SELECTION ->
···

When Hay returned to his home in Bend after his tour, he struggled to find work and to fit back into society. He said his stepfather has done maintenance at the camp and his mother talked to Wheeler about Hay working for her.
“The idea of a place like this is important to me, especially because I’m a veteran with a 50-percent disability rating,” Hay said. “I would like to bring guys in who have gone through what I have, or worse, and bring them here.”
The camp, for Hay, has been what Wheeler envisions for other veterans.
“It has a healing sense to it,” Hay said. “There is something about being out in the woods and away from people.”
Wheeler said besides renovating the camp’s buildings, she is looking for packers, guides and support from veteran centers around the region.
The renovated cabins will have bathrooms, kitchenettes and wood stoves. Wheeler said the flooring has been donated and she is looking for a plumber to complete the bathrooms.
“People have been so generous,” she said.
Solar panels were installed for electricity and to run the water pump at a spring. Donated fencing supplies have been used to keep cattle and wildlife out of the spring.

···

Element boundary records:
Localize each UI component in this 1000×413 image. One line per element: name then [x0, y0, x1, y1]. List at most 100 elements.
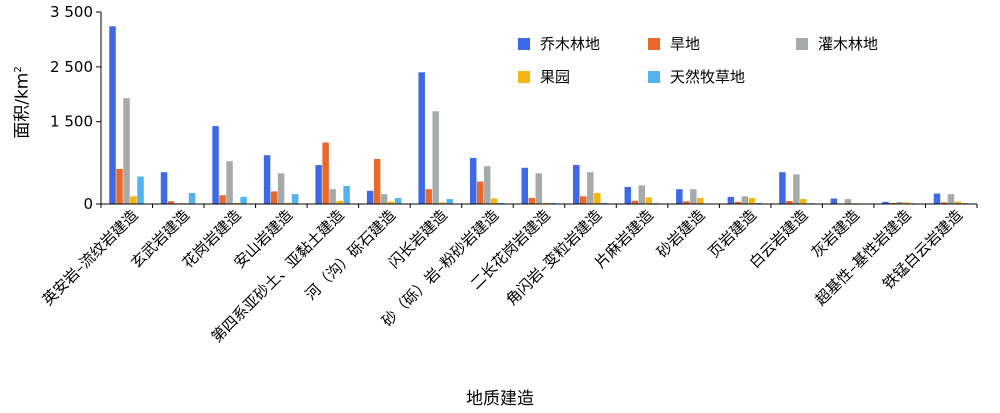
- bar-3-10: [645, 197, 653, 204]
- bar-3-8: [542, 202, 549, 204]
- legend-label: 灌木林地: [818, 35, 879, 53]
- bar-1-0: [116, 168, 123, 204]
- bar-0-9: [573, 165, 580, 204]
- y-axis-label: 面积/km2: [12, 66, 33, 139]
- bar-1-7: [476, 181, 484, 204]
- bar-4-3: [291, 194, 299, 204]
- bar-1-2: [219, 195, 226, 204]
- bar-3-12: [748, 197, 756, 204]
- bar-4-9: [601, 202, 608, 204]
- bar-1-13: [786, 200, 793, 204]
- y-tick-label: 0: [83, 195, 93, 213]
- bar-0-4: [315, 165, 322, 204]
- bar-2-6: [432, 111, 439, 204]
- bar-4-6: [446, 199, 453, 204]
- bar-1-11: [683, 201, 690, 204]
- bar-3-3: [284, 202, 292, 204]
- legend-item: 果园: [518, 66, 570, 87]
- bar-0-0: [109, 26, 116, 205]
- bar-2-16: [947, 194, 955, 204]
- bar-0-7: [469, 157, 477, 204]
- bar-4-7: [497, 202, 505, 204]
- y-tick-label: 1 500: [50, 113, 93, 131]
- bar-2-15: [896, 201, 903, 204]
- legend-swatch: [796, 37, 808, 50]
- bar-4-2: [240, 196, 247, 204]
- bar-1-16: [940, 202, 948, 204]
- bar-0-3: [263, 155, 271, 204]
- bar-1-15: [889, 202, 896, 204]
- legend-label: 果园: [540, 68, 571, 86]
- bar-0-2: [212, 126, 219, 204]
- bar-3-6: [439, 202, 446, 204]
- bar-2-0: [123, 98, 130, 204]
- bar-0-5: [366, 190, 374, 204]
- legend-label: 旱地: [670, 35, 701, 53]
- bar-4-8: [549, 202, 556, 204]
- bar-0-12: [727, 196, 735, 204]
- legend-label: 乔木林地: [540, 35, 601, 53]
- bar-3-9: [594, 193, 601, 204]
- bar-3-0: [130, 196, 137, 204]
- bar-0-15: [882, 201, 889, 204]
- bar-1-3: [270, 191, 278, 204]
- bar-2-10: [638, 185, 646, 204]
- bar-0-1: [160, 172, 168, 204]
- bar-3-15: [903, 202, 910, 204]
- bar-2-7: [483, 166, 491, 204]
- bar-0-8: [521, 167, 528, 204]
- bar-2-2: [226, 161, 233, 204]
- x-tick-label: 河（沟）砾石建造: [302, 206, 400, 304]
- bar-4-5: [394, 197, 402, 204]
- bar-1-8: [528, 197, 535, 204]
- bar-2-13: [793, 174, 800, 204]
- bar-1-6: [425, 189, 432, 204]
- bar-3-7: [490, 198, 498, 204]
- bar-0-6: [418, 72, 425, 204]
- bar-1-1: [167, 201, 175, 204]
- legend-swatch: [648, 70, 660, 83]
- bar-1-10: [631, 200, 639, 204]
- bars-group: [109, 26, 969, 205]
- bar-2-11: [690, 189, 697, 204]
- bar-0-10: [624, 186, 632, 204]
- y-tick-label: 2 500: [50, 58, 93, 76]
- bar-1-12: [734, 201, 742, 204]
- legend-item: 灌木林地: [796, 33, 878, 54]
- bar-3-5: [387, 201, 395, 204]
- bar-1-4: [322, 142, 329, 204]
- legend-label: 天然牧草地: [670, 68, 746, 86]
- x-axis-label: 地质建造: [466, 389, 534, 409]
- bar-3-2: [233, 202, 240, 204]
- legend-item: 乔木林地: [518, 33, 600, 54]
- bar-3-4: [336, 200, 343, 204]
- legend-item: 天然牧草地: [648, 66, 745, 87]
- bar-2-3: [277, 173, 285, 204]
- y-tick-label: 3 500: [50, 3, 93, 21]
- bar-0-14: [830, 198, 838, 204]
- bar-2-9: [587, 172, 594, 204]
- legend-item: 旱地: [648, 33, 700, 54]
- bar-4-12: [755, 202, 763, 204]
- bar-2-5: [380, 194, 388, 204]
- bar-3-13: [800, 199, 807, 204]
- bar-0-16: [933, 193, 941, 204]
- bar-2-14: [844, 199, 852, 204]
- bar-4-4: [343, 185, 350, 204]
- bar-2-8: [535, 173, 542, 204]
- bar-3-16: [954, 201, 962, 204]
- bar-0-13: [779, 172, 786, 204]
- legend-swatch: [518, 70, 530, 83]
- bar-2-12: [741, 196, 749, 204]
- bar-0-11: [676, 189, 683, 204]
- bar-1-5: [373, 159, 381, 204]
- bar-4-1: [188, 193, 196, 204]
- bar-4-0: [137, 176, 144, 204]
- bar-3-11: [697, 197, 704, 204]
- x-tick-label: 角闪岩–变粒岩建造: [502, 206, 605, 309]
- legend-swatch: [648, 37, 660, 50]
- legend-swatch: [518, 37, 530, 50]
- x-tick-label: 英安岩–流纹岩建造: [39, 206, 142, 309]
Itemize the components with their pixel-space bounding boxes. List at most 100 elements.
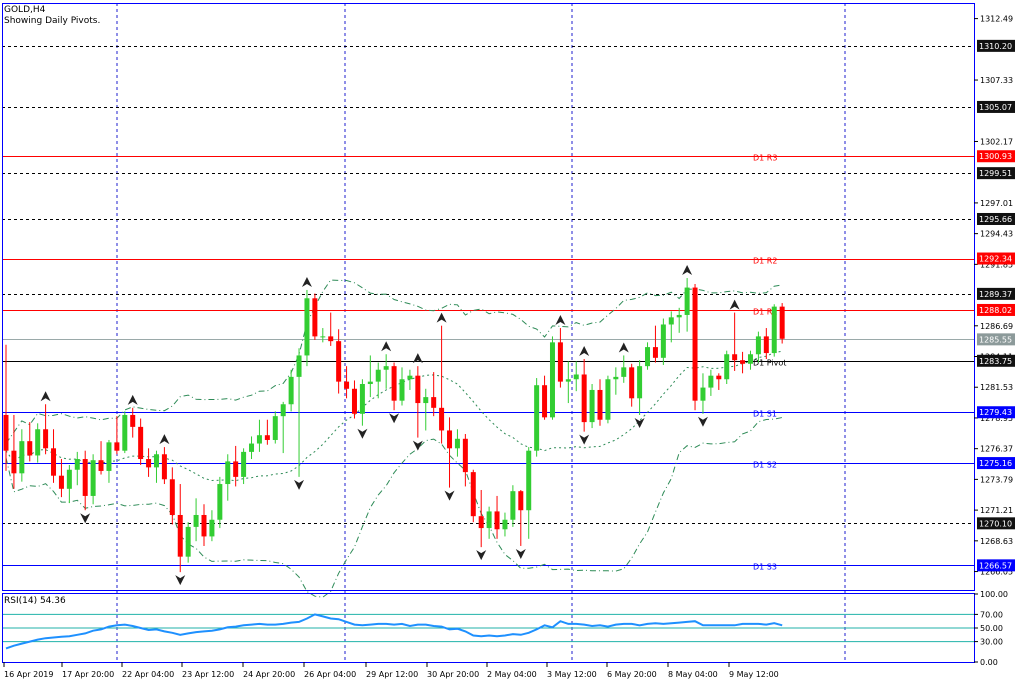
price-tag-box <box>977 252 1015 265</box>
fractal-down-arrow <box>412 440 423 451</box>
candle-body <box>320 336 326 338</box>
candle-body <box>375 369 381 382</box>
candle-body <box>557 342 563 382</box>
fractal-down-arrow <box>444 490 455 501</box>
candle-body <box>51 448 57 476</box>
fractal-up-arrow <box>127 394 138 405</box>
fractal-down-arrow <box>80 513 91 524</box>
price-tick-label: 1291.85 <box>980 260 1013 269</box>
fractal-up-arrow <box>729 299 740 310</box>
candle-body <box>676 314 682 318</box>
candle-body <box>351 388 357 414</box>
candle-body <box>779 306 785 339</box>
candle-body <box>454 438 460 449</box>
candle-body <box>359 384 365 414</box>
time-tick-label: 24 Apr 20:00 <box>243 670 295 679</box>
candle-body <box>684 287 690 315</box>
candle-body <box>35 429 41 456</box>
candle-body <box>478 516 484 529</box>
candle-body <box>201 514 207 537</box>
candle-body <box>209 519 215 537</box>
fractal-up-arrow <box>40 391 51 402</box>
candle-body <box>534 385 540 451</box>
candle-body <box>225 461 231 485</box>
candle-body <box>122 414 128 451</box>
candle-body <box>423 397 429 404</box>
fractal-down-arrow <box>389 413 400 424</box>
candle-body <box>217 484 223 520</box>
candle-body <box>605 379 611 420</box>
pivot-label: D1 S2 <box>753 461 777 470</box>
candle-body <box>161 454 167 480</box>
candle-body <box>724 354 730 380</box>
candle-body <box>256 435 262 444</box>
price-tick-label: 1268.63 <box>980 537 1013 546</box>
price-tag-label: 1305.07 <box>979 103 1012 112</box>
time-tick-label: 29 Apr 12:00 <box>366 670 418 679</box>
pivot-label: D1 R2 <box>753 257 777 266</box>
candle-body <box>573 374 579 380</box>
price-tick-label: 1276.37 <box>980 445 1013 454</box>
time-tick-label: 3 May 12:00 <box>547 670 597 679</box>
price-tick-label: 1297.01 <box>980 199 1013 208</box>
price-tag-box <box>977 354 1015 367</box>
rsi-line <box>5 613 783 650</box>
candle-body <box>518 491 524 511</box>
time-tick-label: 30 Apr 20:00 <box>427 670 479 679</box>
candle-body <box>367 381 373 385</box>
fractal-up-arrow <box>555 315 566 326</box>
candle-body <box>565 379 571 382</box>
candle-body <box>43 429 49 449</box>
price-tag-label: 1299.51 <box>979 169 1012 178</box>
candle-body <box>637 366 643 399</box>
price-tag-label: 1275.16 <box>979 459 1012 468</box>
candle-body <box>272 416 278 440</box>
time-tick-label: 17 Apr 20:00 <box>62 670 114 679</box>
candle-body <box>280 404 286 417</box>
pivot-label: D1 R1 <box>753 308 777 317</box>
candle-body <box>233 461 239 477</box>
candle-body <box>328 336 334 342</box>
time-tick-label: 8 May 04:00 <box>668 670 718 679</box>
price-tag-box <box>977 457 1015 470</box>
candle-body <box>542 385 548 418</box>
pivot-label: D1 R3 <box>753 154 777 163</box>
candle-body <box>589 389 595 423</box>
candle-body <box>462 438 468 473</box>
fractal-up-arrow <box>618 342 629 353</box>
price-tick-label: 1286.69 <box>980 322 1013 331</box>
candle-body <box>510 491 516 520</box>
price-tick-label: 1271.21 <box>980 506 1013 515</box>
candle-body <box>304 298 310 356</box>
fractal-down-arrow <box>697 416 708 427</box>
candle-body <box>98 460 104 471</box>
price-tag-label: 1266.57 <box>979 561 1012 570</box>
rsi-tick-label: 30.00 <box>980 638 1003 647</box>
price-tag-label: 1295.66 <box>979 215 1012 224</box>
rsi-tick-label: 0.00 <box>980 658 998 667</box>
candle-body <box>431 397 437 408</box>
candle-body <box>114 442 120 451</box>
fractal-up-arrow <box>159 434 170 445</box>
pivot-label: D1 S1 <box>753 410 777 419</box>
candle-body <box>692 287 698 401</box>
price-tag-box <box>977 100 1015 113</box>
time-tick-label: 23 Apr 12:00 <box>182 670 234 679</box>
candle-body <box>193 514 199 527</box>
time-tick-label: 6 May 20:00 <box>607 670 657 679</box>
chart-symbol: GOLD,H4 <box>4 5 46 15</box>
candle-body <box>399 379 405 401</box>
candle-body <box>90 460 96 496</box>
fractal-down-arrow <box>634 417 645 428</box>
price-tag-box <box>977 150 1015 163</box>
candle-body <box>439 407 445 431</box>
fractal-down-arrow <box>515 548 526 559</box>
price-tag-label: 1270.10 <box>979 519 1012 528</box>
time-tick-label: 26 Apr 04:00 <box>304 670 356 679</box>
candle-body <box>58 475 64 489</box>
candle-body <box>621 367 627 377</box>
candle-body <box>312 298 318 337</box>
chart-subtitle: Showing Daily Pivots. <box>4 16 100 26</box>
candle-body <box>415 375 421 404</box>
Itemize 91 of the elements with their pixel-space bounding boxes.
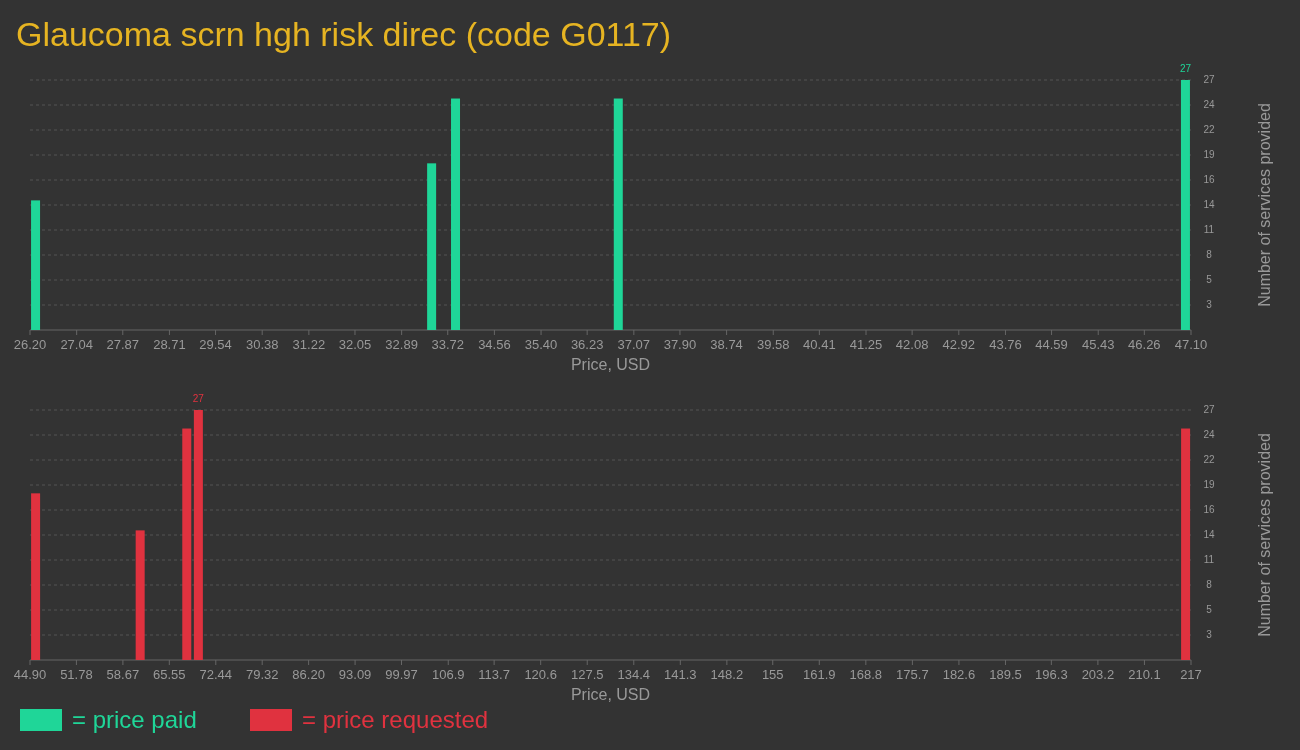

···

Copy the stretch of the camp text from "When Hay returned" through "working for her.", renaming "stepfather" to "uncle".

SOLUTION TO THIS PROBLEM ->
When Hay returned to his home in Bend after his tour, he struggled to find work and to fit back into society. He said his uncle has done maintenance at the camp and his mother talked to Wheeler about Hay working for her.